(Stored data)
>> Begin

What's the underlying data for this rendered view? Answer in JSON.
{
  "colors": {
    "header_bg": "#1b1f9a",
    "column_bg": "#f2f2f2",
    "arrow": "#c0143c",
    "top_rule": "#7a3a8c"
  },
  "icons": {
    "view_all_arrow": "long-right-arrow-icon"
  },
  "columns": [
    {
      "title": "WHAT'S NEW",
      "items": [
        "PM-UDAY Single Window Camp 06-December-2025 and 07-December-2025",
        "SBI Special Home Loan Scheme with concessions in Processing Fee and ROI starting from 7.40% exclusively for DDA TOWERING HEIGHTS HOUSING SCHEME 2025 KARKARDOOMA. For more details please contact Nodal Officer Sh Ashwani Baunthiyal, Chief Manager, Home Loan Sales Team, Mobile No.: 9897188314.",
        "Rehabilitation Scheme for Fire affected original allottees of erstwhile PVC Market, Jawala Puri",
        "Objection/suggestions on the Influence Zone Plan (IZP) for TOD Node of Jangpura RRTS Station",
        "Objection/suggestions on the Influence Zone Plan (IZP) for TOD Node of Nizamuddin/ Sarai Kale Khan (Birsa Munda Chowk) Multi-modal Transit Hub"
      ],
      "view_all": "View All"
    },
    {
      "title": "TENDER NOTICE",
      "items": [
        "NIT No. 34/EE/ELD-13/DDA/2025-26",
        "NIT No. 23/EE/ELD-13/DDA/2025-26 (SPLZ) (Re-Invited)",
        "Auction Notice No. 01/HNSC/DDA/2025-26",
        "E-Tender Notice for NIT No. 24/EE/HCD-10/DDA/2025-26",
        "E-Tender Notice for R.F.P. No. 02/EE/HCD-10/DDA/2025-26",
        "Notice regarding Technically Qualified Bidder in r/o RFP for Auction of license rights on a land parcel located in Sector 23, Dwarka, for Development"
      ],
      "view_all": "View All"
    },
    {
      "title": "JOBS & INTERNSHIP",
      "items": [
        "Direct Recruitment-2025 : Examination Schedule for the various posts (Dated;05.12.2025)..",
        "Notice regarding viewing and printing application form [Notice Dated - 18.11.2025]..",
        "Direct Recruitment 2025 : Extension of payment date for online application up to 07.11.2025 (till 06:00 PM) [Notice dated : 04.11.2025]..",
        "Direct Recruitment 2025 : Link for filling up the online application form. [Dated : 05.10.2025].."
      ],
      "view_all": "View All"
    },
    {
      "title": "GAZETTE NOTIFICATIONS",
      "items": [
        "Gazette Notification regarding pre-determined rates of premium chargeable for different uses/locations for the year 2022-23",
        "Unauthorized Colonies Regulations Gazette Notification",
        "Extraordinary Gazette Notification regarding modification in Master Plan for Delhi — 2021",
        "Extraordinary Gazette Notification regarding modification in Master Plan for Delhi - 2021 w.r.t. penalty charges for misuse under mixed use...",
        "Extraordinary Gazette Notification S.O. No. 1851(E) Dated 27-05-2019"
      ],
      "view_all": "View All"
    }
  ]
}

>> End
>> Begin

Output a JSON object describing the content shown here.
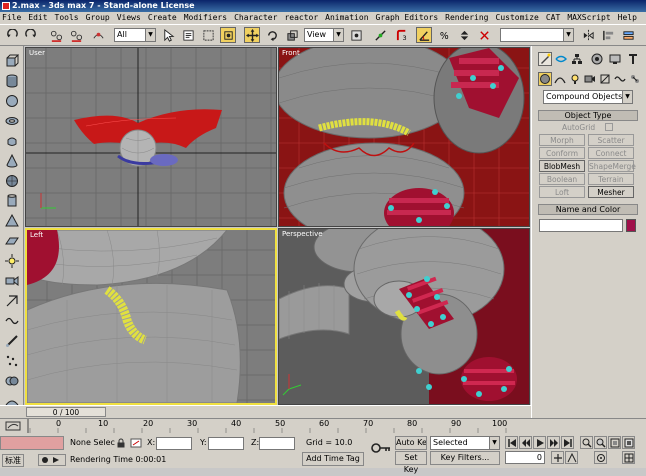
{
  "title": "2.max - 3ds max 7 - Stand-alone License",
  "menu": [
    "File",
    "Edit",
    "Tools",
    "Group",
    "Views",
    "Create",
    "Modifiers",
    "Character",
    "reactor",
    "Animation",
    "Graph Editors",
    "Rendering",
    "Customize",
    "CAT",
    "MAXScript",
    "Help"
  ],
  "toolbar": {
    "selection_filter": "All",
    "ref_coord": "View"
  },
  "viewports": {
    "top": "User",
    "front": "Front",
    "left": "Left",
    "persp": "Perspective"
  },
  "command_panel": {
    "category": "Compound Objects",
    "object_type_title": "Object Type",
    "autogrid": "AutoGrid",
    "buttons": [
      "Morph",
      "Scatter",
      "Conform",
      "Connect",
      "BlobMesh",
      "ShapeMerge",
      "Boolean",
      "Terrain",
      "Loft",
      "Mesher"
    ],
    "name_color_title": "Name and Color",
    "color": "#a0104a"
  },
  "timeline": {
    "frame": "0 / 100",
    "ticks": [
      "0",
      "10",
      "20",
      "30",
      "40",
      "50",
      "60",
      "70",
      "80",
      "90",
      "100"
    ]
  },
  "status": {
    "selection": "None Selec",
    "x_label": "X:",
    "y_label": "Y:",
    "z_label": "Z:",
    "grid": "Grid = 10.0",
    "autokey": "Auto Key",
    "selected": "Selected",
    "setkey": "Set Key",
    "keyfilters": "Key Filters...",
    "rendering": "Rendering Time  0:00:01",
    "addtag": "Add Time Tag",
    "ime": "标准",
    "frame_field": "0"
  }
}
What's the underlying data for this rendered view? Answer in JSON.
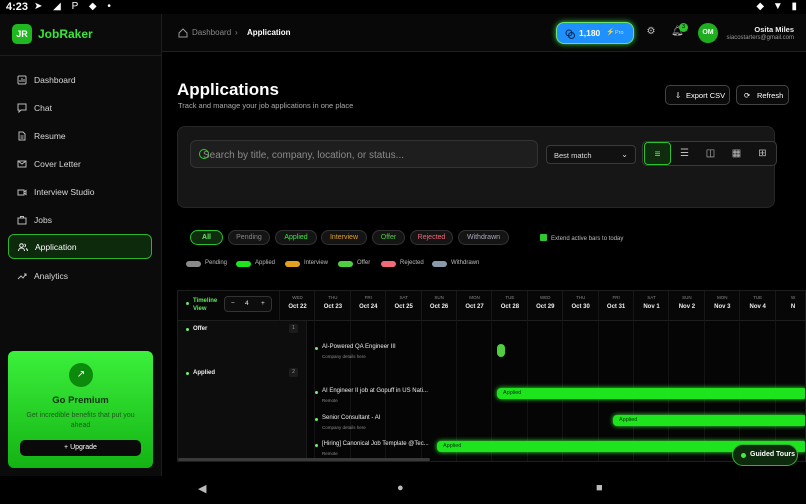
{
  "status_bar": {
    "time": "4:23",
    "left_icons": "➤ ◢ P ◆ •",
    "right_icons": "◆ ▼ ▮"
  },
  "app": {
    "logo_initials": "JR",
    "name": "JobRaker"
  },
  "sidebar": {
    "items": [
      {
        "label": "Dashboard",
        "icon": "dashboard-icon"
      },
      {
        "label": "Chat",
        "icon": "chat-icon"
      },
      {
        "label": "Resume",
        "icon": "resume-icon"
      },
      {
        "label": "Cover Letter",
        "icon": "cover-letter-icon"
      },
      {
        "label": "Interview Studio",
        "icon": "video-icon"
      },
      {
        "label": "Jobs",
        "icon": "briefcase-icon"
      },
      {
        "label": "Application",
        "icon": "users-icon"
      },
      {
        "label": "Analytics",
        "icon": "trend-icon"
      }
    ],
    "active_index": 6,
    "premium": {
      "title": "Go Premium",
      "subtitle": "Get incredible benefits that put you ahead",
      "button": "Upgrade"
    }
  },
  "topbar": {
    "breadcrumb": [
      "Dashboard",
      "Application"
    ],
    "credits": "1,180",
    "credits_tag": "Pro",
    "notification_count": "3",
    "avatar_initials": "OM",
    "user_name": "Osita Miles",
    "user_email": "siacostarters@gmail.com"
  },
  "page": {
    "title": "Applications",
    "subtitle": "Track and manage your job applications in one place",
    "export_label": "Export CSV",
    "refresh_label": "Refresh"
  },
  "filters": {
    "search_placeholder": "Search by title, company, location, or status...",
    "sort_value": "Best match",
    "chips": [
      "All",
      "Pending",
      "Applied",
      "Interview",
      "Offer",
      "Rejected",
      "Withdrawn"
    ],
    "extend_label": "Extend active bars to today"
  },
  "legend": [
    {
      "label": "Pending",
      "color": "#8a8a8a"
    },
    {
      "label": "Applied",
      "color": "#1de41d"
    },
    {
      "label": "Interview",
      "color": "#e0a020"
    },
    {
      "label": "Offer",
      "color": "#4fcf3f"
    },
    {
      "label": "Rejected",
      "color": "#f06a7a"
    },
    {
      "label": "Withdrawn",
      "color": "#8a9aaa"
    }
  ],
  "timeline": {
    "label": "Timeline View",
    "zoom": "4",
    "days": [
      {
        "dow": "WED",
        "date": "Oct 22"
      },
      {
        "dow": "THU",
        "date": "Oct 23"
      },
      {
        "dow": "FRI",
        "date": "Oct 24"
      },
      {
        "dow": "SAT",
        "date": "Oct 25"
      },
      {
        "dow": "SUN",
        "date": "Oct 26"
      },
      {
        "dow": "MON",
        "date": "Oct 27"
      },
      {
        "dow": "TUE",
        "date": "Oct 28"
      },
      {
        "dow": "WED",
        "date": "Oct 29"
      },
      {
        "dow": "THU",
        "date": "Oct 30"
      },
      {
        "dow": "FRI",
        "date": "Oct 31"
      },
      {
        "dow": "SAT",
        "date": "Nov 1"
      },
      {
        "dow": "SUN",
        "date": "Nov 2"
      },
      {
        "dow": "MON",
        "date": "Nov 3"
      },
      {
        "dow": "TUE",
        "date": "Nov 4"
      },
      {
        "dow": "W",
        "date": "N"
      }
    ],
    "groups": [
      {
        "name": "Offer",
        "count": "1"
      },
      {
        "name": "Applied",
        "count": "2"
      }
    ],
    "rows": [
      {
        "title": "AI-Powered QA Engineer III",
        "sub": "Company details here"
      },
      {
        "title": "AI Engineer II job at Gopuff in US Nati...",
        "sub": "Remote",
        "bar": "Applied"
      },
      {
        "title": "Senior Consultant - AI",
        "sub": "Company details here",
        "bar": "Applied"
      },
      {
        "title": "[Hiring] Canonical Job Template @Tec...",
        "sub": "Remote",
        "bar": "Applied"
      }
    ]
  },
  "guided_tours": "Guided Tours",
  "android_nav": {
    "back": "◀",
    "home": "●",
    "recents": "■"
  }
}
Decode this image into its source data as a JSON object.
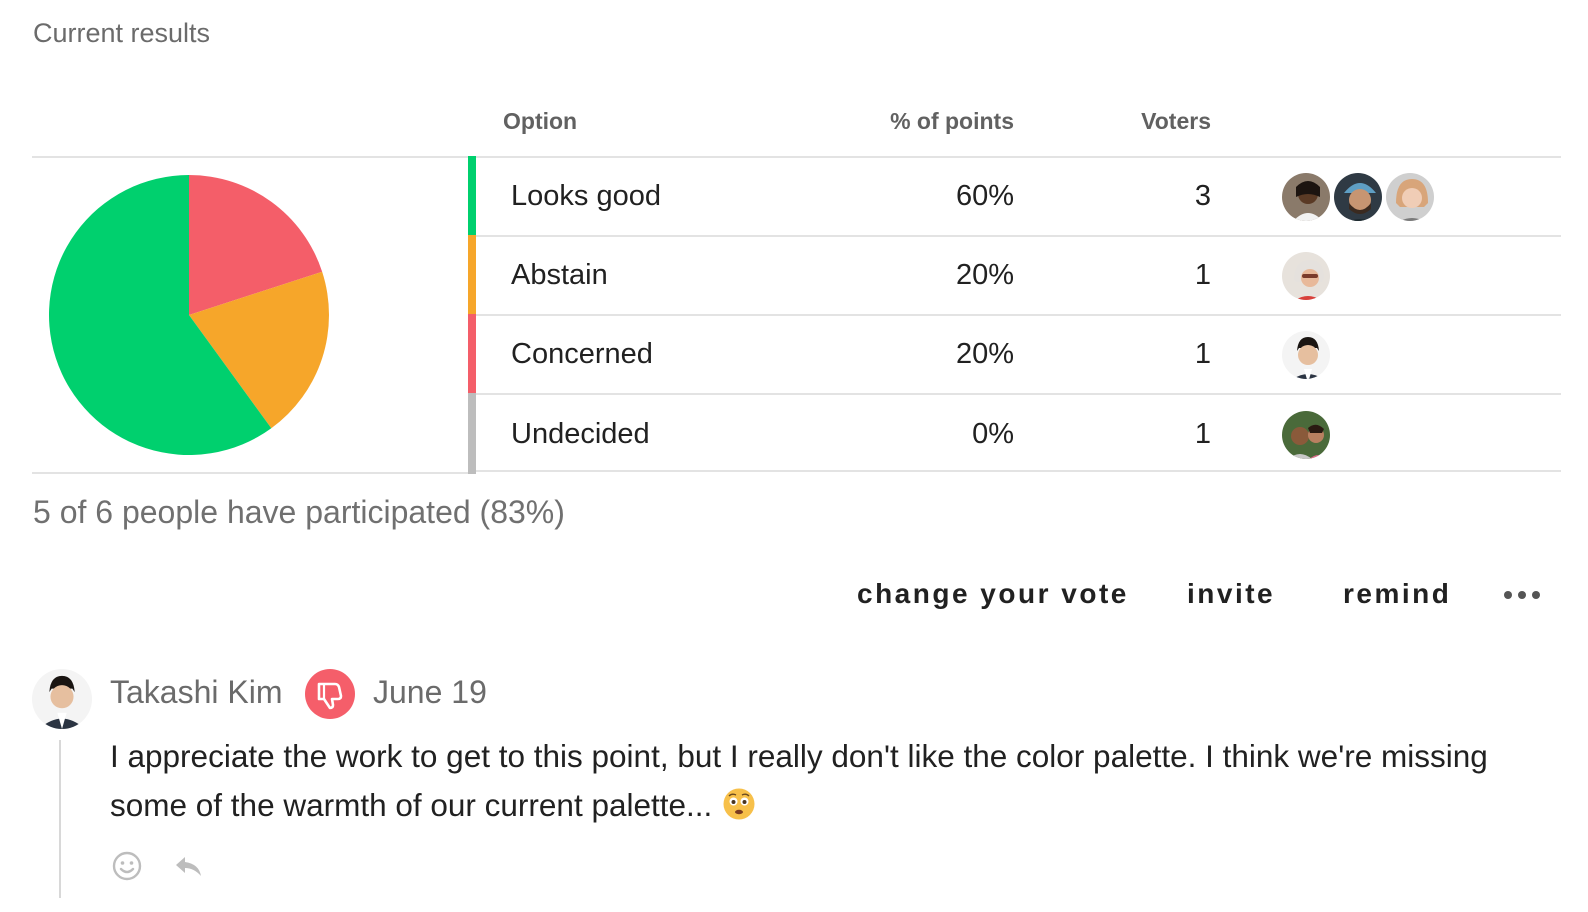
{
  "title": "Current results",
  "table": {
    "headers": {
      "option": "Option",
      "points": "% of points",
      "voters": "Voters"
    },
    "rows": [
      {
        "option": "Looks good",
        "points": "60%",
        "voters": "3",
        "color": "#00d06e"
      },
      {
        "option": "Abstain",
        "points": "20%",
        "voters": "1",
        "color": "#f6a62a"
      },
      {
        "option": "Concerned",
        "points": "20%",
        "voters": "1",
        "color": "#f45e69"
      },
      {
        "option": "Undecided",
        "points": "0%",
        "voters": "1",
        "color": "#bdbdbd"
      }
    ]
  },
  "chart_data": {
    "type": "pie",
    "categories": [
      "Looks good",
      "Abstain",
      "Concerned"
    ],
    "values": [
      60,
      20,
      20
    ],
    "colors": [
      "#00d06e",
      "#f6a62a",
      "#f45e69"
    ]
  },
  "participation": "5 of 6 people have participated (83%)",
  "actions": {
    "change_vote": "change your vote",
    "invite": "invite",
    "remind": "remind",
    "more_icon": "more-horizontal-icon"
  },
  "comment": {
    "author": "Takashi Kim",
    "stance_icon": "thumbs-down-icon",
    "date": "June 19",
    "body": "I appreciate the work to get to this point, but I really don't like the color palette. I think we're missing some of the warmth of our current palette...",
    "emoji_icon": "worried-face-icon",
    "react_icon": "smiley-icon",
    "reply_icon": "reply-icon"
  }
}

>> End

### Objective
Copy every line of the data that holds the string "JSON".

### Correct output
What's the underlying data for this rendered view? Answer in JSON.
Output a JSON object describing the content shown here.
What's the underlying data for this rendered view? Answer in JSON.
Decode this image into its source data as a JSON object.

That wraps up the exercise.